What the task asks:
Set each record down exactly, excluding all images.

▽

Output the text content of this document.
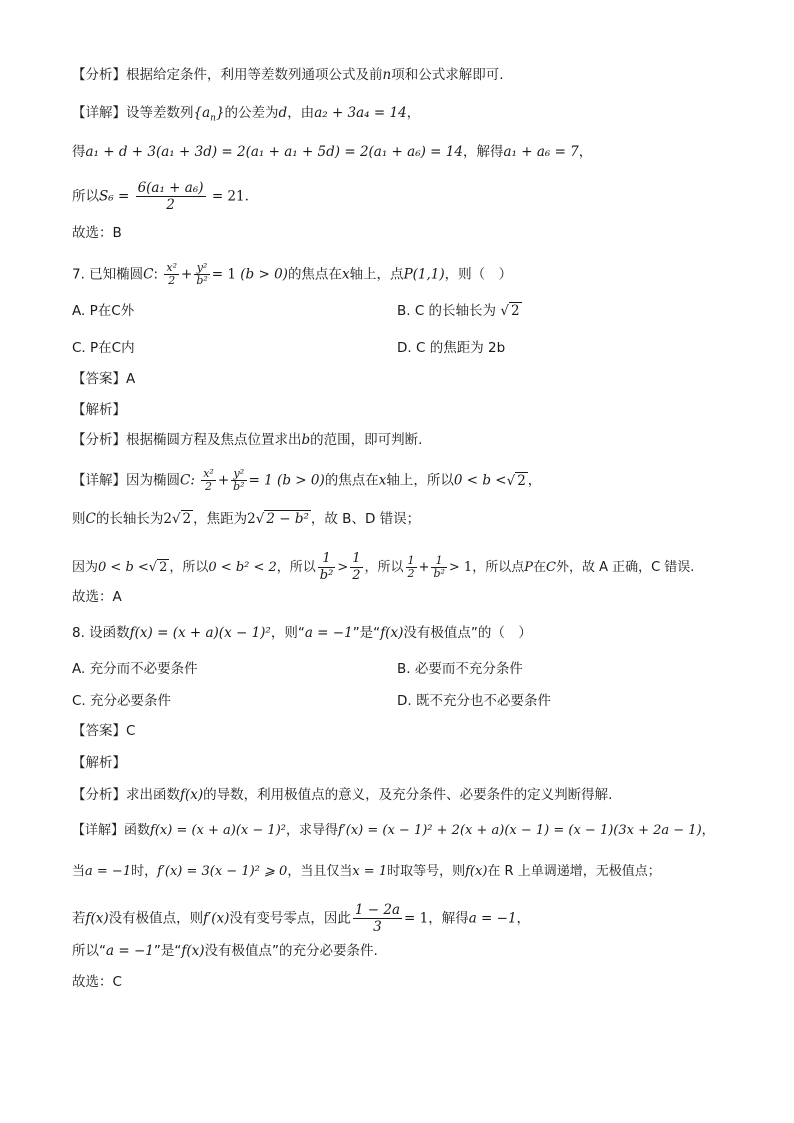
【分析】根据给定条件，利用等差数列通项公式及前n项和公式求解即可.
【详解】设等差数列$\{a_n\}$的公差为d，由a₂ + 3a₄ = 14，
得a₁ + d + 3(a₁ + 3d) = 2(a₁ + a₁ + 5d) = 2(a₁ + a₆) = 14，解得a₁ + a₆ = 7，
所以$S_6 = \frac{\text{6(a₁ + a₆)}}{2} = 21$.
故选：B
7. 已知椭圆C: $\frac{\text{x²}}{2} + \frac{\text{y²}}{\text{b²}} = 1$ (b > 0)的焦点在x轴上，点P(1,1)，则（　）
A. P在C外	B. C 的长轴长为 √ 2
C. P在C内	D. C 的焦距为 2b
【答案】A
【解析】
【分析】根据椭圆方程及焦点位置求出b的范围，即可判断.
【详解】因为椭圆C: $\frac{\text{x²}}{2} + \frac{\text{y²}}{\text{b²}} = 1$ (b > 0)的焦点在x轴上，所以0 < b <√ 2 ，
则C的长轴长为2√ 2 ，焦距为2√ 2 − b² ，故 B、D 错误；
因为0 < b <√ 2 ，所以0 < b² < 2，所以 $\frac{1}{\text{b²}} > \frac{1}{2}$ ，所以 $\frac{1}{2} + \frac{1}{\text{b²}} > 1$，所以点P在C外，故 A 正确，C 错误.
故选：A
8. 设函数f(x) = (x + a)(x − 1)²，则“a = −1”是“f(x)没有极值点”的（　）
A. 充分而不必要条件	B. 必要而不充分条件
C. 充分必要条件	D. 既不充分也不必要条件
【答案】C
【解析】
【分析】求出函数f(x)的导数，利用极值点的意义，及充分条件、必要条件的定义判断得解.
【详解】函数f(x) = (x + a)(x − 1)²，求导得f′(x) = (x − 1)² + 2(x + a)(x − 1) = (x − 1)(3x + 2a − 1)，
当a = −1时，f′(x) = 3(x − 1)² ⩾ 0，当且仅当x = 1时取等号，则f(x)在 R 上单调递增，无极值点；
若f(x)没有极值点，则f′(x)没有变号零点，因此 $\frac{1 - 2a}{3} = 1$，解得a = −1，
所以“a = −1”是“f(x)没有极值点”的充分必要条件.
故选：C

△

Solution for this problem:
Output the text content of this document.
【分析】根据给定条件，利用等差数列通项公式及前n项和公式求解即可.
【详解】设等差数列$\{a_n\}$的公差为d，由a₂ + 3a₄ = 14，
得a₁ + d + 3(a₁ + 3d) = 2(a₁ + a₁ + 5d) = 2(a₁ + a₆) = 14，解得a₁ + a₆ = 7，
所以$S_6 = \frac{\text{6(a₁ + a₆)}}{2} = 21$.
故选：B
7. 已知椭圆C: $\frac{\text{x²}}{2} + \frac{\text{y²}}{\text{b²}} = 1$ (b > 0)的焦点在x轴上，点P(1,1)，则（　）
A. P在C外	B. C 的长轴长为 √ 2
C. P在C内	D. C 的焦距为 2b
【答案】A
【解析】
【分析】根据椭圆方程及焦点位置求出b的范围，即可判断.
【详解】因为椭圆C: $\frac{\text{x²}}{2} + \frac{\text{y²}}{\text{b²}} = 1$ (b > 0)的焦点在x轴上，所以0 < b <√ 2 ，
则C的长轴长为2√ 2 ，焦距为2√ 2 − b² ，故 B、D 错误；
因为0 < b <√ 2 ，所以0 < b² < 2，所以 $\frac{1}{\text{b²}} > \frac{1}{2}$ ，所以 $\frac{1}{2} + \frac{1}{\text{b²}} > 1$，所以点P在C外，故 A 正确，C 错误.
故选：A
8. 设函数f(x) = (x + a)(x − 1)²，则“a = −1”是“f(x)没有极值点”的（　）
A. 充分而不必要条件	B. 必要而不充分条件
C. 充分必要条件	D. 既不充分也不必要条件
【答案】C
【解析】
【分析】求出函数f(x)的导数，利用极值点的意义，及充分条件、必要条件的定义判断得解.
【详解】函数f(x) = (x + a)(x − 1)²，求导得f′(x) = (x − 1)² + 2(x + a)(x − 1) = (x − 1)(3x + 2a − 1)，
当a = −1时，f′(x) = 3(x − 1)² ⩾ 0，当且仅当x = 1时取等号，则f(x)在 R 上单调递增，无极值点；
若f(x)没有极值点，则f′(x)没有变号零点，因此 $\frac{1 - 2a}{3} = 1$，解得a = −1，
所以“a = −1”是“f(x)没有极值点”的充分必要条件.
故选：C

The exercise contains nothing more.